§ **What you have to do**
Return each line that holds the word "nghiên".

━━ Dataset rows ━━

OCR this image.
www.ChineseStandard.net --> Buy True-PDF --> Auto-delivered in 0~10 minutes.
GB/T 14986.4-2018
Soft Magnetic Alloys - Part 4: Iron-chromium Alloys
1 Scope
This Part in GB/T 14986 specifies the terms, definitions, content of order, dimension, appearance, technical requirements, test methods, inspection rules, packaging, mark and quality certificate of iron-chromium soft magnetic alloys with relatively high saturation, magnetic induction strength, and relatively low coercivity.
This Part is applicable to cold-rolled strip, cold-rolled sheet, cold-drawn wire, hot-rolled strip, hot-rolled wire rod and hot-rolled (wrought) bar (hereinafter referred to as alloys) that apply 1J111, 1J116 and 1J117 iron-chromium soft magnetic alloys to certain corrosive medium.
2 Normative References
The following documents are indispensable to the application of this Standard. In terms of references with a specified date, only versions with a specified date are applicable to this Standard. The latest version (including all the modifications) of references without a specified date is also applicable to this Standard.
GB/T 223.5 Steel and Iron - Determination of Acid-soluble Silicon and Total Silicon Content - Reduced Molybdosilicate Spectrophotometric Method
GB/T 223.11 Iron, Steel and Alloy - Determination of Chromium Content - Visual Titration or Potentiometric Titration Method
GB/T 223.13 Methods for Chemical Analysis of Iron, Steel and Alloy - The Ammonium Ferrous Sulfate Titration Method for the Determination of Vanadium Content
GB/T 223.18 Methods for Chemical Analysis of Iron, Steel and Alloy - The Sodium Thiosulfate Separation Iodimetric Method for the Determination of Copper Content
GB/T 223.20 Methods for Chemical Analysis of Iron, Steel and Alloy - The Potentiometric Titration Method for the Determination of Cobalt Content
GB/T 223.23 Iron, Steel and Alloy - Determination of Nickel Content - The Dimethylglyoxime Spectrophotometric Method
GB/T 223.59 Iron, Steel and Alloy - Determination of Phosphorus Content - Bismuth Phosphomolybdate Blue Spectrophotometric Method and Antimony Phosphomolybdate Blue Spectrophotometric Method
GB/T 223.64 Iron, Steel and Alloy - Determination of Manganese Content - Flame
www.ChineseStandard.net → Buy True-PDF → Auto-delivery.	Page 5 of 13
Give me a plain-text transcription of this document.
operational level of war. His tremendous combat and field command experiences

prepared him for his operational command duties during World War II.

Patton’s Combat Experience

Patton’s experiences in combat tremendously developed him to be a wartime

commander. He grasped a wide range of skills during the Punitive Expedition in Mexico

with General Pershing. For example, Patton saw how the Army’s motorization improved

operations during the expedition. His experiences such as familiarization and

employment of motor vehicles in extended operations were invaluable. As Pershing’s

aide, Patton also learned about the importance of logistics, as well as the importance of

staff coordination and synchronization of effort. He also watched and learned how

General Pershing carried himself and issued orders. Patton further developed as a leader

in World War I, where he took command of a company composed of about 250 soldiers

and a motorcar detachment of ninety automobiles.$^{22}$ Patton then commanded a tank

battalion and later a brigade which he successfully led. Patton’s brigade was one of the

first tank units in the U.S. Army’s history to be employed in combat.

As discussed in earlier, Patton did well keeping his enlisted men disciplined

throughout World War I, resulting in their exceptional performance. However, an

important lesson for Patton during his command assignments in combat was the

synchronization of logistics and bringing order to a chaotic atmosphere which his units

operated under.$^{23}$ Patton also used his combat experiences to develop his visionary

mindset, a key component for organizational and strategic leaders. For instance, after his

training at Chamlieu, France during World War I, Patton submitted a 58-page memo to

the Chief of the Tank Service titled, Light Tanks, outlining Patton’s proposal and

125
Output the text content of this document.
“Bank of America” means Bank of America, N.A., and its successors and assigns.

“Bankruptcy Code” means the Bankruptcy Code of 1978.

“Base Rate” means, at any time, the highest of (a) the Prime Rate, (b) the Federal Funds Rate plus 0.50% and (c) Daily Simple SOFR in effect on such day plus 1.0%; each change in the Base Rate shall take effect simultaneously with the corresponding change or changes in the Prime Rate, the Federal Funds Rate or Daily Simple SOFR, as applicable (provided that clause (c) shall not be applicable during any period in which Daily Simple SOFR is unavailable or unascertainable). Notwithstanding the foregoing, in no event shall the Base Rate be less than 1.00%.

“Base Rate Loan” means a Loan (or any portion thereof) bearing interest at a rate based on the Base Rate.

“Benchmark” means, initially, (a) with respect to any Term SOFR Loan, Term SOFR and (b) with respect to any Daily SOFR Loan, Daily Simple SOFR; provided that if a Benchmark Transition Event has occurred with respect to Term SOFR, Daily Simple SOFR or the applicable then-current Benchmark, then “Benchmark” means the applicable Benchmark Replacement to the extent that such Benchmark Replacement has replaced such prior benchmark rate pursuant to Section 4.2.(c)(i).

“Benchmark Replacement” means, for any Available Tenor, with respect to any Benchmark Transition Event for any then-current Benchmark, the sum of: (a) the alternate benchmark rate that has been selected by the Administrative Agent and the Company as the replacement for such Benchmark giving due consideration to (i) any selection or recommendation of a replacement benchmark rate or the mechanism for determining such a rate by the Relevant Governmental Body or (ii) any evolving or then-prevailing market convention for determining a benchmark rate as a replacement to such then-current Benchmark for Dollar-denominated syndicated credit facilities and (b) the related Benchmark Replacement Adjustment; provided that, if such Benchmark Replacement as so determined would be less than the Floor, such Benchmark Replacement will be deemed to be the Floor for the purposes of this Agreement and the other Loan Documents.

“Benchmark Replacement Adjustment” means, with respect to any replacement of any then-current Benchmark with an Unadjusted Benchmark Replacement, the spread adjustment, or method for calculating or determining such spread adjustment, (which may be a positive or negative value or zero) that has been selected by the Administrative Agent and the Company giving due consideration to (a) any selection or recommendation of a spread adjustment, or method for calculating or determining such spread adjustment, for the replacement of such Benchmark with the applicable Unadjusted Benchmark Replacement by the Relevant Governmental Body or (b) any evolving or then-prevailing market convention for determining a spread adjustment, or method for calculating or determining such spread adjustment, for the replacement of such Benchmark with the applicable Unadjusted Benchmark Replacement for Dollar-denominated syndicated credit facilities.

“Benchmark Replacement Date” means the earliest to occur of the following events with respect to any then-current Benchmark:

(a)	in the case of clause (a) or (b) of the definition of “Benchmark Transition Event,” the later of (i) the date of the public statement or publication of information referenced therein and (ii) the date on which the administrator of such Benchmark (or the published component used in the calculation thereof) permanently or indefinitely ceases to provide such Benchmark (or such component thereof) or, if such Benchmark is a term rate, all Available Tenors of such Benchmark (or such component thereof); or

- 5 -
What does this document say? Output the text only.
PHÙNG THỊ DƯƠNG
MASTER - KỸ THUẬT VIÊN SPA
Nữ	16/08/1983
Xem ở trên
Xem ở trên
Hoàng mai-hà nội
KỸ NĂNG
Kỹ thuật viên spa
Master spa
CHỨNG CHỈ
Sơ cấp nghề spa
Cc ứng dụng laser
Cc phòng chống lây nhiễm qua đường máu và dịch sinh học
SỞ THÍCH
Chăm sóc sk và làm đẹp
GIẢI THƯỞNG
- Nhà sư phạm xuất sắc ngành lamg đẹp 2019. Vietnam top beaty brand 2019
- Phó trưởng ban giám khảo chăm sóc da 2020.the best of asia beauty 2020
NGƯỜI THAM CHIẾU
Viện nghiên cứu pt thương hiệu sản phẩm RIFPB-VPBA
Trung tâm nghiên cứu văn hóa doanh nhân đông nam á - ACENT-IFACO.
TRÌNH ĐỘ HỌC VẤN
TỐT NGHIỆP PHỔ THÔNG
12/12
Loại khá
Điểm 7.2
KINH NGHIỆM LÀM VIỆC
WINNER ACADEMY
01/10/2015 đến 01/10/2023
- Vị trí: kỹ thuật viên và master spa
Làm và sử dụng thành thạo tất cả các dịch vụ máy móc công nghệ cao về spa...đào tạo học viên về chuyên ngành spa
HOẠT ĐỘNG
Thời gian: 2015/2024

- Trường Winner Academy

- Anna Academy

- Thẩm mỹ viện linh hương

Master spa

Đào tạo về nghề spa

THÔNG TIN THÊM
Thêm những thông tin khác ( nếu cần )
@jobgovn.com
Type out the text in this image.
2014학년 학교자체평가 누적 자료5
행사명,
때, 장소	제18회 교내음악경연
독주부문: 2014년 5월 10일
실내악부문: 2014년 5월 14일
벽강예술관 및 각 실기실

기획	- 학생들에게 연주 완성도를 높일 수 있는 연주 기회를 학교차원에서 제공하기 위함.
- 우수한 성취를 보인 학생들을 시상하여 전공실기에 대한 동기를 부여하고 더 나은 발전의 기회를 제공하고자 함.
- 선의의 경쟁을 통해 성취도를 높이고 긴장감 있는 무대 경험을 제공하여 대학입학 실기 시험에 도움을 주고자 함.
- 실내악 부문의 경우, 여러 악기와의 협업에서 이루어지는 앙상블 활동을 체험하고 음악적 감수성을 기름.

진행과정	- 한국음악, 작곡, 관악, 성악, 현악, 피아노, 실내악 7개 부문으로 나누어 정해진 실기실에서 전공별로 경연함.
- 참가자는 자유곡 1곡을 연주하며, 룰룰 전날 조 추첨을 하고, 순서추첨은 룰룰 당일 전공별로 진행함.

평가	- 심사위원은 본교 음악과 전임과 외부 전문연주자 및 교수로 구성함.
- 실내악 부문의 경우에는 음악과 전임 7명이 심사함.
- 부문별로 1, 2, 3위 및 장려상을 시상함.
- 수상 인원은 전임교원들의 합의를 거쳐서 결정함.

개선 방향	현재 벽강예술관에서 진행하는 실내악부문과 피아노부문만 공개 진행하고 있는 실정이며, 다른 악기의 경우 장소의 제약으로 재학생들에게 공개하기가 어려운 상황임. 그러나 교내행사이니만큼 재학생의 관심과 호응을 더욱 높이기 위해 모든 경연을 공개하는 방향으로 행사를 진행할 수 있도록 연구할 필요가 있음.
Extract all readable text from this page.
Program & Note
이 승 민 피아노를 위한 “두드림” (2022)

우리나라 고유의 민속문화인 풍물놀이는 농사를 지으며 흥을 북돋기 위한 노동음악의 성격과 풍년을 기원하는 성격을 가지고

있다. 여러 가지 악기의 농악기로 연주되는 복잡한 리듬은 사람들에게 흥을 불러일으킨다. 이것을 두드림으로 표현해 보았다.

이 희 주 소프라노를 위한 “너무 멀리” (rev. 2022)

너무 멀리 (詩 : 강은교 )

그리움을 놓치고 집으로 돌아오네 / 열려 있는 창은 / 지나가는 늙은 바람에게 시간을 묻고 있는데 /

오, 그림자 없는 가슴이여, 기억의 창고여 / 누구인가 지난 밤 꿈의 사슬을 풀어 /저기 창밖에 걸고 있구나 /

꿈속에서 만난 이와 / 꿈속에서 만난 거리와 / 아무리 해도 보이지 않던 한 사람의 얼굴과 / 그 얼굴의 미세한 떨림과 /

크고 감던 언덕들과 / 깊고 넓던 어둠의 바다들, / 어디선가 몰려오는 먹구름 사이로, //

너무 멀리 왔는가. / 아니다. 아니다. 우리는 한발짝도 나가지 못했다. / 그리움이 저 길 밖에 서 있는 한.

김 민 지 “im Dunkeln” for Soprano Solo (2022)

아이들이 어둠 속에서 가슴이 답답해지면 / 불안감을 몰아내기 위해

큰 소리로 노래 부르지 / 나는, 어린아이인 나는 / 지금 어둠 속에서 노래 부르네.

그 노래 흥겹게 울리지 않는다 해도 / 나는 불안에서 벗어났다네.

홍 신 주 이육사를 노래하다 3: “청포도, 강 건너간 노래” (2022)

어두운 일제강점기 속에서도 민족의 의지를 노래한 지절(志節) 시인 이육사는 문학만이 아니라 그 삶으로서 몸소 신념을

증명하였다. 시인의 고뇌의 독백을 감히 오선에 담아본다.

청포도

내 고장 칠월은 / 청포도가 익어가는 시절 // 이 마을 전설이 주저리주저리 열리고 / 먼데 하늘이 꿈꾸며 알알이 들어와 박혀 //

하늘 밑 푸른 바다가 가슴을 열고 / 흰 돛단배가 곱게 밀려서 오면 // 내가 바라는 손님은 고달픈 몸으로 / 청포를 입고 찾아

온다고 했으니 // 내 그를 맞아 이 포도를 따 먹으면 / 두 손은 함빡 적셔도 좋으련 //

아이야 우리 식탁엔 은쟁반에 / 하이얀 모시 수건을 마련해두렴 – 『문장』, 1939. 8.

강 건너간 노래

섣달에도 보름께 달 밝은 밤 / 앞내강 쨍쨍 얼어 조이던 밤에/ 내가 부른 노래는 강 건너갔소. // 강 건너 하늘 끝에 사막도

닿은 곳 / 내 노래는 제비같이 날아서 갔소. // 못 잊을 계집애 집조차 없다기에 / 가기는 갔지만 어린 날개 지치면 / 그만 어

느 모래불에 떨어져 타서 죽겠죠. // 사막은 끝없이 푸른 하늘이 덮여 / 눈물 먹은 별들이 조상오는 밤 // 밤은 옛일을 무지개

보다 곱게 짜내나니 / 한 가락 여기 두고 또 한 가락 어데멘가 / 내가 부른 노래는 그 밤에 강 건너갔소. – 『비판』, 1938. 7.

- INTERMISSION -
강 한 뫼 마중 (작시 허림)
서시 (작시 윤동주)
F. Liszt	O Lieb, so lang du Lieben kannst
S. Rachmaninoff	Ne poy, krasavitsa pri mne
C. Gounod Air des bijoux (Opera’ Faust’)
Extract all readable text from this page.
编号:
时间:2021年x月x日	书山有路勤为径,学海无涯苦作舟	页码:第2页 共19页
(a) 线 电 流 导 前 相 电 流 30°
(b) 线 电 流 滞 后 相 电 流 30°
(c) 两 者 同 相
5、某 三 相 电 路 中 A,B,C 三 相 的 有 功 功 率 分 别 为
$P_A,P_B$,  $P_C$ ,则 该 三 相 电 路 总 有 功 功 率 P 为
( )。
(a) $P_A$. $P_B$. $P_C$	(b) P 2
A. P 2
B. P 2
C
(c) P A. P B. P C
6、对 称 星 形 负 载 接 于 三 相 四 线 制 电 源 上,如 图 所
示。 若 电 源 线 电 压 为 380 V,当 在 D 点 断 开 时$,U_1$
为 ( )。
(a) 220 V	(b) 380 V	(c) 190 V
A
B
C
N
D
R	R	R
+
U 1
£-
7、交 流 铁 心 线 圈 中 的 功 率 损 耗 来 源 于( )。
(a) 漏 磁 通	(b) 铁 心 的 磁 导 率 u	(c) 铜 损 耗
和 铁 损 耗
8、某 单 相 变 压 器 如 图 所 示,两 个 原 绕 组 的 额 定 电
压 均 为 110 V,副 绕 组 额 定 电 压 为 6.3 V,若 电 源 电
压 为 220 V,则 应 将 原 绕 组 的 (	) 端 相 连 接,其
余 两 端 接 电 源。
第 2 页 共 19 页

━━━

§ **Expected output**
Viện nghiên cứu pt thương hiệu sản phẩm RIFPB-VPBA
Trung tâm nghiên cứu văn hóa doanh nhân đông nam á - ACENT-IFACO.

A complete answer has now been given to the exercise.